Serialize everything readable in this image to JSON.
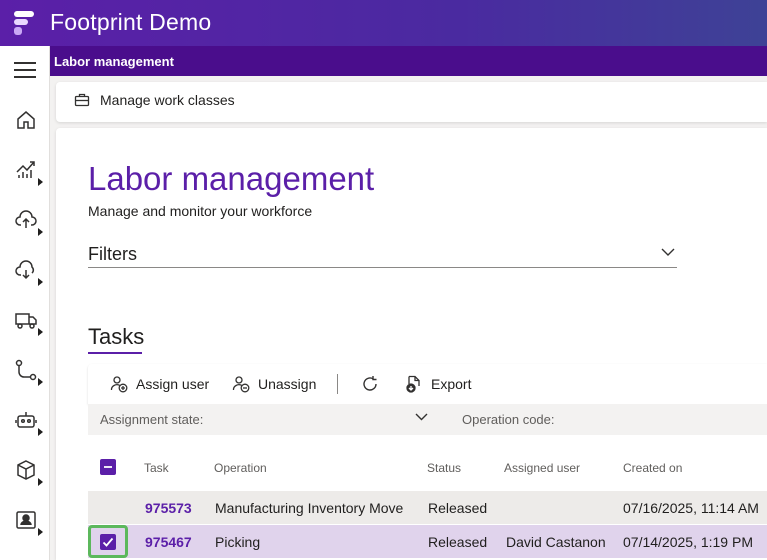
{
  "app": {
    "title": "Footprint Demo"
  },
  "header": {
    "title": "Labor management"
  },
  "actions": {
    "manage_work_classes": "Manage work classes"
  },
  "page": {
    "title": "Labor management",
    "subtitle": "Manage and monitor your workforce",
    "filters_label": "Filters"
  },
  "tasks": {
    "title": "Tasks",
    "toolbar": {
      "assign_user": "Assign user",
      "unassign": "Unassign",
      "export": "Export"
    },
    "filters": {
      "assignment_state": "Assignment state:",
      "operation_code": "Operation code:"
    },
    "columns": {
      "task": "Task",
      "operation": "Operation",
      "status": "Status",
      "assigned_user": "Assigned user",
      "created_on": "Created on"
    },
    "rows": [
      {
        "task": "975573",
        "operation": "Manufacturing Inventory Move",
        "status": "Released",
        "assigned_user": "",
        "created_on": "07/16/2025, 11:14 AM",
        "selected": false
      },
      {
        "task": "975467",
        "operation": "Picking",
        "status": "Released",
        "assigned_user": "David Castanon",
        "created_on": "07/14/2025, 1:19 PM",
        "selected": true
      }
    ]
  },
  "nav": {
    "icons": [
      "home-icon",
      "analytics-icon",
      "inbound-icon",
      "outbound-icon",
      "transport-icon",
      "workflow-icon",
      "robot-icon",
      "inventory-icon",
      "people-icon"
    ]
  },
  "colors": {
    "brand": "#5b1fa8",
    "header_strip": "#4a0d8c",
    "selected_row": "#e0d3ec",
    "focus": "#5cb85c"
  }
}
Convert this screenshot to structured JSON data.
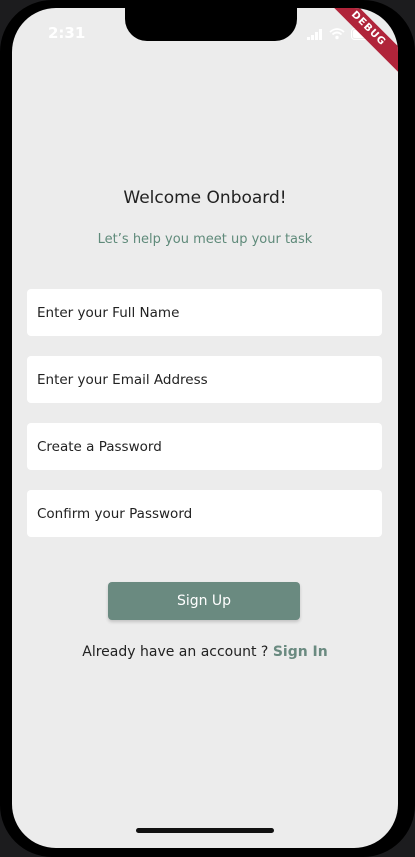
{
  "status_bar": {
    "time": "2:31",
    "debug_label": "DEBUG"
  },
  "header": {
    "title": "Welcome Onboard!",
    "subtitle": "Let’s help you meet up your task"
  },
  "form": {
    "full_name_placeholder": "Enter your Full Name",
    "email_placeholder": "Enter your Email Address",
    "password_placeholder": "Create a Password",
    "confirm_password_placeholder": "Confirm your Password",
    "submit_label": "Sign Up"
  },
  "footer": {
    "prompt": "Already have an account ?",
    "signin_label": "Sign In"
  },
  "colors": {
    "accent": "#6a8a80",
    "subtitle": "#5f8a7a",
    "background": "#ececec",
    "field": "#ffffff"
  }
}
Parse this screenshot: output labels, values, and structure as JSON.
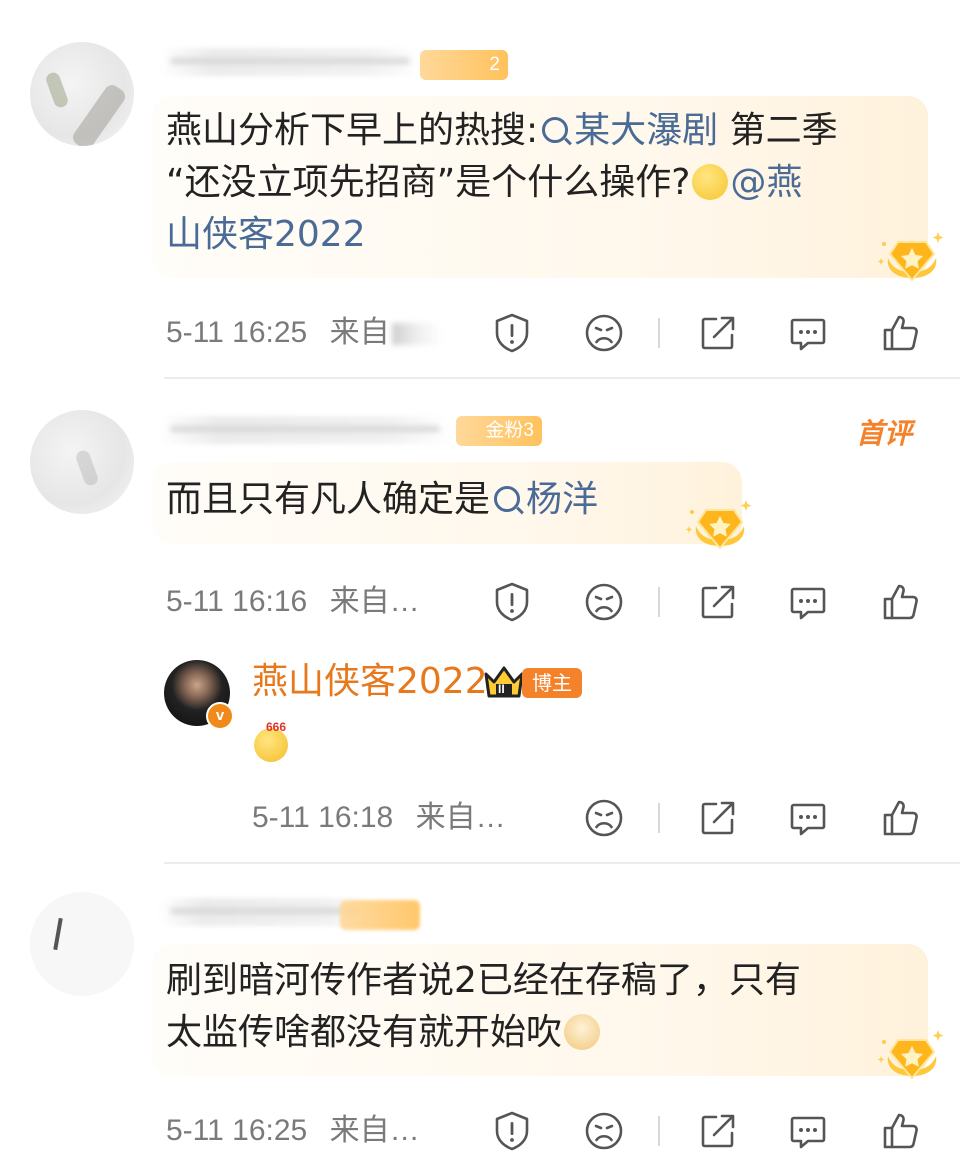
{
  "comments": [
    {
      "badge_label": "2",
      "text_plain": "燕山分析下早上的热搜:",
      "search_link": "某大瀑剧",
      "text_after_link": " 第二季",
      "line2": "“还没立项先招商”是个什么操作?",
      "mention_prefix": "@燕",
      "mention_line3": "山侠客2022",
      "time": "5-11 16:25",
      "source_prefix": "来自"
    },
    {
      "badge_label": "金粉3",
      "first_tag": "首评",
      "text_plain": "而且只有凡人确定是",
      "search_link": "杨洋",
      "time": "5-11 16:16",
      "source": "来自…"
    },
    {
      "text_line1": "刷到暗河传作者说2已经在存稿了，只有",
      "text_line2": "太监传啥都没有就开始吹",
      "time": "5-11 16:25",
      "source": "来自…"
    }
  ],
  "reply": {
    "name": "燕山侠客2022",
    "crown_level": "II",
    "tag": "博主",
    "emoji_text": "666",
    "time": "5-11 16:18",
    "source": "来自…"
  },
  "icons": {
    "report": "shield-exclamation-icon",
    "dislike": "sad-face-icon",
    "share": "share-arrow-icon",
    "comment": "comment-bubble-icon",
    "like": "thumbs-up-icon",
    "medal": "gold-star-medal-icon"
  },
  "colors": {
    "link": "#4a6b96",
    "reply_name": "#e8781c",
    "tag_bg": "#f4822a",
    "meta_text": "#7a7a7a"
  }
}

○ ○ ○

Directions for this task – Copy all the entries word for word. Omit any pictures.

Correct answer –
Serialize everything readable in this image to JSON.
{
  "app": {
    "title": "Footprint Demo"
  },
  "header": {
    "title": "Labor management"
  },
  "actions": {
    "manage_work_classes": "Manage work classes"
  },
  "page": {
    "title": "Labor management",
    "subtitle": "Manage and monitor your workforce",
    "filters_label": "Filters"
  },
  "tasks": {
    "title": "Tasks",
    "toolbar": {
      "assign_user": "Assign user",
      "unassign": "Unassign",
      "export": "Export"
    },
    "filters": {
      "assignment_state": "Assignment state:",
      "operation_code": "Operation code:"
    },
    "columns": {
      "task": "Task",
      "operation": "Operation",
      "status": "Status",
      "assigned_user": "Assigned user",
      "created_on": "Created on"
    },
    "rows": [
      {
        "task": "975573",
        "operation": "Manufacturing Inventory Move",
        "status": "Released",
        "assigned_user": "",
        "created_on": "07/16/2025, 11:14 AM",
        "selected": false
      },
      {
        "task": "975467",
        "operation": "Picking",
        "status": "Released",
        "assigned_user": "David Castanon",
        "created_on": "07/14/2025, 1:19 PM",
        "selected": true
      }
    ]
  },
  "nav": {
    "icons": [
      "home-icon",
      "analytics-icon",
      "inbound-icon",
      "outbound-icon",
      "transport-icon",
      "workflow-icon",
      "robot-icon",
      "inventory-icon",
      "people-icon"
    ]
  },
  "colors": {
    "brand": "#5b1fa8",
    "header_strip": "#4a0d8c",
    "selected_row": "#e0d3ec",
    "focus": "#5cb85c"
  }
}
Convert this screenshot to structured JSON data.
{
  "status_bar": {
    "time": "2:31",
    "debug_label": "DEBUG"
  },
  "header": {
    "title": "Welcome Onboard!",
    "subtitle": "Let’s help you meet up your task"
  },
  "form": {
    "full_name_placeholder": "Enter your Full Name",
    "email_placeholder": "Enter your Email Address",
    "password_placeholder": "Create a Password",
    "confirm_password_placeholder": "Confirm your Password",
    "submit_label": "Sign Up"
  },
  "footer": {
    "prompt": "Already have an account ?",
    "signin_label": "Sign In"
  },
  "colors": {
    "accent": "#6a8a80",
    "subtitle": "#5f8a7a",
    "background": "#ececec",
    "field": "#ffffff"
  }
}
Parse this screenshot: output labels, values, and structure as JSON.
{
  "comments": [
    {
      "badge_label": "2",
      "text_plain": "燕山分析下早上的热搜:",
      "search_link": "某大瀑剧",
      "text_after_link": " 第二季",
      "line2": "“还没立项先招商”是个什么操作?",
      "mention_prefix": "@燕",
      "mention_line3": "山侠客2022",
      "time": "5-11 16:25",
      "source_prefix": "来自"
    },
    {
      "badge_label": "金粉3",
      "first_tag": "首评",
      "text_plain": "而且只有凡人确定是",
      "search_link": "杨洋",
      "time": "5-11 16:16",
      "source": "来自…"
    },
    {
      "text_line1": "刷到暗河传作者说2已经在存稿了，只有",
      "text_line2": "太监传啥都没有就开始吹",
      "time": "5-11 16:25",
      "source": "来自…"
    }
  ],
  "reply": {
    "name": "燕山侠客2022",
    "crown_level": "II",
    "tag": "博主",
    "emoji_text": "666",
    "time": "5-11 16:18",
    "source": "来自…"
  },
  "icons": {
    "report": "shield-exclamation-icon",
    "dislike": "sad-face-icon",
    "share": "share-arrow-icon",
    "comment": "comment-bubble-icon",
    "like": "thumbs-up-icon",
    "medal": "gold-star-medal-icon"
  },
  "colors": {
    "link": "#4a6b96",
    "reply_name": "#e8781c",
    "tag_bg": "#f4822a",
    "meta_text": "#7a7a7a"
  }
}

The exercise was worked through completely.